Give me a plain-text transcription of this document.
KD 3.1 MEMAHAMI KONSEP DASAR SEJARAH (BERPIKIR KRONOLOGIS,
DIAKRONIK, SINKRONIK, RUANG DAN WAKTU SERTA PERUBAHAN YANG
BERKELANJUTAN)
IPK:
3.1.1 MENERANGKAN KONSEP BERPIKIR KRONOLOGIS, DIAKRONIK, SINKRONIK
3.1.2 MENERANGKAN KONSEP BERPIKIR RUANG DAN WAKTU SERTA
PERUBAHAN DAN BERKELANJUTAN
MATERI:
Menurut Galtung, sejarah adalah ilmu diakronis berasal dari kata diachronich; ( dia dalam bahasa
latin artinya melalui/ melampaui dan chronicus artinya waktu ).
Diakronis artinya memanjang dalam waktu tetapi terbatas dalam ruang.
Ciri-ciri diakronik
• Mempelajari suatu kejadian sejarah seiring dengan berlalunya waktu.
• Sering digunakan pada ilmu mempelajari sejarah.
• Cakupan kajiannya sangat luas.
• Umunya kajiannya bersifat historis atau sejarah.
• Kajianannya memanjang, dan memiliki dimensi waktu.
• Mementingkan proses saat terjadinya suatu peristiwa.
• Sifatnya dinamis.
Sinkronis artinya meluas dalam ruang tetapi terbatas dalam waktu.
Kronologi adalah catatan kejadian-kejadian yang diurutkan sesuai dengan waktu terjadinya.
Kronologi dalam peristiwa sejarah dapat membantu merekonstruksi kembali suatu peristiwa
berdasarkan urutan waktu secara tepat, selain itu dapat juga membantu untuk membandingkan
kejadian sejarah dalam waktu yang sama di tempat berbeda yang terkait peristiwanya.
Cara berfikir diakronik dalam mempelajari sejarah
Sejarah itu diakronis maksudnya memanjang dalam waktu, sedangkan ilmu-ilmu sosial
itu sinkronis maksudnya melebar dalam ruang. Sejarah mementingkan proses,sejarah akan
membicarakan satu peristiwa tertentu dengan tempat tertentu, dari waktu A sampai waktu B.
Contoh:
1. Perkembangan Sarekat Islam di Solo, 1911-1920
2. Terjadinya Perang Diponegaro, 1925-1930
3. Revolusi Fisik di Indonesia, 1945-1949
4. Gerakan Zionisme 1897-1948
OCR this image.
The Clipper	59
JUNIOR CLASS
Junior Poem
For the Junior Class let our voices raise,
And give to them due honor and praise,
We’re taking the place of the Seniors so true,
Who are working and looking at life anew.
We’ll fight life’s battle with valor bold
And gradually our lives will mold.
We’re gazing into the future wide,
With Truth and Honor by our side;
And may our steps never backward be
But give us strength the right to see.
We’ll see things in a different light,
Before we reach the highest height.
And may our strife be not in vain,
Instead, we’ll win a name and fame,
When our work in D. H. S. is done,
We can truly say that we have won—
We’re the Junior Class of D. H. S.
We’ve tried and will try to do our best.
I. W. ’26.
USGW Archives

• [WHAT IS ASKED] Please quote every record above exactly as it appears.

• [CORRECT ANSWER]
Give me a plain-text transcription of this document.
KD 3.1 MEMAHAMI KONSEP DASAR SEJARAH (BERPIKIR KRONOLOGIS,
DIAKRONIK, SINKRONIK, RUANG DAN WAKTU SERTA PERUBAHAN YANG
BERKELANJUTAN)
IPK:
3.1.1 MENERANGKAN KONSEP BERPIKIR KRONOLOGIS, DIAKRONIK, SINKRONIK
3.1.2 MENERANGKAN KONSEP BERPIKIR RUANG DAN WAKTU SERTA
PERUBAHAN DAN BERKELANJUTAN
MATERI:
Menurut Galtung, sejarah adalah ilmu diakronis berasal dari kata diachronich; ( dia dalam bahasa
latin artinya melalui/ melampaui dan chronicus artinya waktu ).
Diakronis artinya memanjang dalam waktu tetapi terbatas dalam ruang.
Ciri-ciri diakronik
• Mempelajari suatu kejadian sejarah seiring dengan berlalunya waktu.
• Sering digunakan pada ilmu mempelajari sejarah.
• Cakupan kajiannya sangat luas.
• Umunya kajiannya bersifat historis atau sejarah.
• Kajianannya memanjang, dan memiliki dimensi waktu.
• Mementingkan proses saat terjadinya suatu peristiwa.
• Sifatnya dinamis.
Sinkronis artinya meluas dalam ruang tetapi terbatas dalam waktu.
Kronologi adalah catatan kejadian-kejadian yang diurutkan sesuai dengan waktu terjadinya.
Kronologi dalam peristiwa sejarah dapat membantu merekonstruksi kembali suatu peristiwa
berdasarkan urutan waktu secara tepat, selain itu dapat juga membantu untuk membandingkan
kejadian sejarah dalam waktu yang sama di tempat berbeda yang terkait peristiwanya.
Cara berfikir diakronik dalam mempelajari sejarah
Sejarah itu diakronis maksudnya memanjang dalam waktu, sedangkan ilmu-ilmu sosial
itu sinkronis maksudnya melebar dalam ruang. Sejarah mementingkan proses,sejarah akan
membicarakan satu peristiwa tertentu dengan tempat tertentu, dari waktu A sampai waktu B.
Contoh:
1. Perkembangan Sarekat Islam di Solo, 1911-1920
2. Terjadinya Perang Diponegaro, 1925-1930
3. Revolusi Fisik di Indonesia, 1945-1949
4. Gerakan Zionisme 1897-1948
OCR this image.
The Clipper	59
JUNIOR CLASS
Junior Poem
For the Junior Class let our voices raise,
And give to them due honor and praise,
We’re taking the place of the Seniors so true,
Who are working and looking at life anew.
We’ll fight life’s battle with valor bold
And gradually our lives will mold.
We’re gazing into the future wide,
With Truth and Honor by our side;
And may our steps never backward be
But give us strength the right to see.
We’ll see things in a different light,
Before we reach the highest height.
And may our strife be not in vain,
Instead, we’ll win a name and fame,
When our work in D. H. S. is done,
We can truly say that we have won—
We’re the Junior Class of D. H. S.
We’ve tried and will try to do our best.
I. W. ’26.
USGW Archives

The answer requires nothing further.